Given instruction:
Using the material below, copy every line where "this" appears.

Working data:
((
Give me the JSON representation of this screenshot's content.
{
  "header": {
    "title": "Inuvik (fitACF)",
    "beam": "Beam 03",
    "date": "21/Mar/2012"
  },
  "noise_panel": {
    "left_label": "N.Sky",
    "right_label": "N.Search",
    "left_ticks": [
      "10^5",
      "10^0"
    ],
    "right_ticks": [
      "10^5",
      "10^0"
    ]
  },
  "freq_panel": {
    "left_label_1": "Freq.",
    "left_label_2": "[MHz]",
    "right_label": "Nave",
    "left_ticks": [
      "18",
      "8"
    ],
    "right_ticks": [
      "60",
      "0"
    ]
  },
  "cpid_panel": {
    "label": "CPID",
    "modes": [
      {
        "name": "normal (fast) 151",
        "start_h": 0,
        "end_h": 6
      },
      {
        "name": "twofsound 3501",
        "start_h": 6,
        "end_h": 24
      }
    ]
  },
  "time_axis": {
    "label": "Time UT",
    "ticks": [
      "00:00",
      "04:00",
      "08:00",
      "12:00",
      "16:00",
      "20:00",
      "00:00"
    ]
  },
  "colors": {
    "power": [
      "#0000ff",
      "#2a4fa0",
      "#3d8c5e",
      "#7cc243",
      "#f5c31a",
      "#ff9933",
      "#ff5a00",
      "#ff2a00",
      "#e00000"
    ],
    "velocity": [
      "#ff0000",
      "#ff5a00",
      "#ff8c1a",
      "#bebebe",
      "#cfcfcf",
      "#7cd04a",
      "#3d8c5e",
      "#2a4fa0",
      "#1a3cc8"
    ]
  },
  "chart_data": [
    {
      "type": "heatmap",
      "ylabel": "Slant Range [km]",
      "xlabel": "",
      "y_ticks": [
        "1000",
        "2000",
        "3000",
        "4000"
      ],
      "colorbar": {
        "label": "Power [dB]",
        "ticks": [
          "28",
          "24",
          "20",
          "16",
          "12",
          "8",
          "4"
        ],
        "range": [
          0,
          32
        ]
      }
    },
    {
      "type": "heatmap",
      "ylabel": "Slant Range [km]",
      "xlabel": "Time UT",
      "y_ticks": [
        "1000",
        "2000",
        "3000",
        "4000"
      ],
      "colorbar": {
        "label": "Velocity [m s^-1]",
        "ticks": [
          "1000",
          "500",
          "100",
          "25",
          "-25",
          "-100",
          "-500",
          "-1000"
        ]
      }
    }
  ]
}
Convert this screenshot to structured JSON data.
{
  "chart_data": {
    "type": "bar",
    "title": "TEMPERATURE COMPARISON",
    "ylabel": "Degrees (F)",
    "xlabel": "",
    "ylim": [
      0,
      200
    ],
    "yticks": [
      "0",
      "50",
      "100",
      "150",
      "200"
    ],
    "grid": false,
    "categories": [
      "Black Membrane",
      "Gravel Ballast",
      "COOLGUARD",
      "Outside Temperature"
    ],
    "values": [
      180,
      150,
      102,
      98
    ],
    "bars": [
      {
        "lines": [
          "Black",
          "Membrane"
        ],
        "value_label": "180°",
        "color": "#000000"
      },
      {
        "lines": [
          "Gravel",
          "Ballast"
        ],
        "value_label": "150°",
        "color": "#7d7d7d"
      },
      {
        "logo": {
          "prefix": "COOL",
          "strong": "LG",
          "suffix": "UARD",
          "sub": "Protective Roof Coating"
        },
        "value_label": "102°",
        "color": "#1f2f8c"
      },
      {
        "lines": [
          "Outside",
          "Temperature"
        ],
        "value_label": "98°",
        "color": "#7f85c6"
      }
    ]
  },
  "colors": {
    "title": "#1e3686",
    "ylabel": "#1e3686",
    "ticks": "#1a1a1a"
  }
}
))
Completed task:
Give me the JSON representation of this screenshot's content.
Convert this screenshot to structured JSON data.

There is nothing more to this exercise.